>> Begin

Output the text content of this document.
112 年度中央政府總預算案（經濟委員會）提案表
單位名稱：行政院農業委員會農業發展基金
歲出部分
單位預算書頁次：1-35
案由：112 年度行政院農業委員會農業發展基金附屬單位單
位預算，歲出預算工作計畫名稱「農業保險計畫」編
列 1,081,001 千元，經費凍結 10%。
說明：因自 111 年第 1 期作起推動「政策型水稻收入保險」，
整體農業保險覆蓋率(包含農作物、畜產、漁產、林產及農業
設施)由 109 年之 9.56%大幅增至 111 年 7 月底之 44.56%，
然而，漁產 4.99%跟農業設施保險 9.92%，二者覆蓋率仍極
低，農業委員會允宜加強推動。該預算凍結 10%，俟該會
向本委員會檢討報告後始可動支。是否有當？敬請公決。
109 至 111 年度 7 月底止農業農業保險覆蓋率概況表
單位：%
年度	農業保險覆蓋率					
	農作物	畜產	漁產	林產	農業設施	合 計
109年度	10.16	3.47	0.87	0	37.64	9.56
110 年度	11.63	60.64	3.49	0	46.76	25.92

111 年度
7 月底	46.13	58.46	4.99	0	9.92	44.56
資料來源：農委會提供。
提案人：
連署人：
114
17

>> End

■ Exercise goal:
The entries above must be returned exactly.

■ Complete output:
Output the text content of this document.
112 年度中央政府總預算案（經濟委員會）提案表
單位名稱：行政院農業委員會農業發展基金
歲出部分
單位預算書頁次：1-35
案由：112 年度行政院農業委員會農業發展基金附屬單位單
位預算，歲出預算工作計畫名稱「農業保險計畫」編
列 1,081,001 千元，經費凍結 10%。
說明：因自 111 年第 1 期作起推動「政策型水稻收入保險」，
整體農業保險覆蓋率(包含農作物、畜產、漁產、林產及農業
設施)由 109 年之 9.56%大幅增至 111 年 7 月底之 44.56%，
然而，漁產 4.99%跟農業設施保險 9.92%，二者覆蓋率仍極
低，農業委員會允宜加強推動。該預算凍結 10%，俟該會
向本委員會檢討報告後始可動支。是否有當？敬請公決。
109 至 111 年度 7 月底止農業農業保險覆蓋率概況表
單位：%
年度	農業保險覆蓋率					
	農作物	畜產	漁產	林產	農業設施	合 計
109年度	10.16	3.47	0.87	0	37.64	9.56
110 年度	11.63	60.64	3.49	0	46.76	25.92

111 年度
7 月底	46.13	58.46	4.99	0	9.92	44.56
資料來源：農委會提供。
提案人：
連署人：
114
17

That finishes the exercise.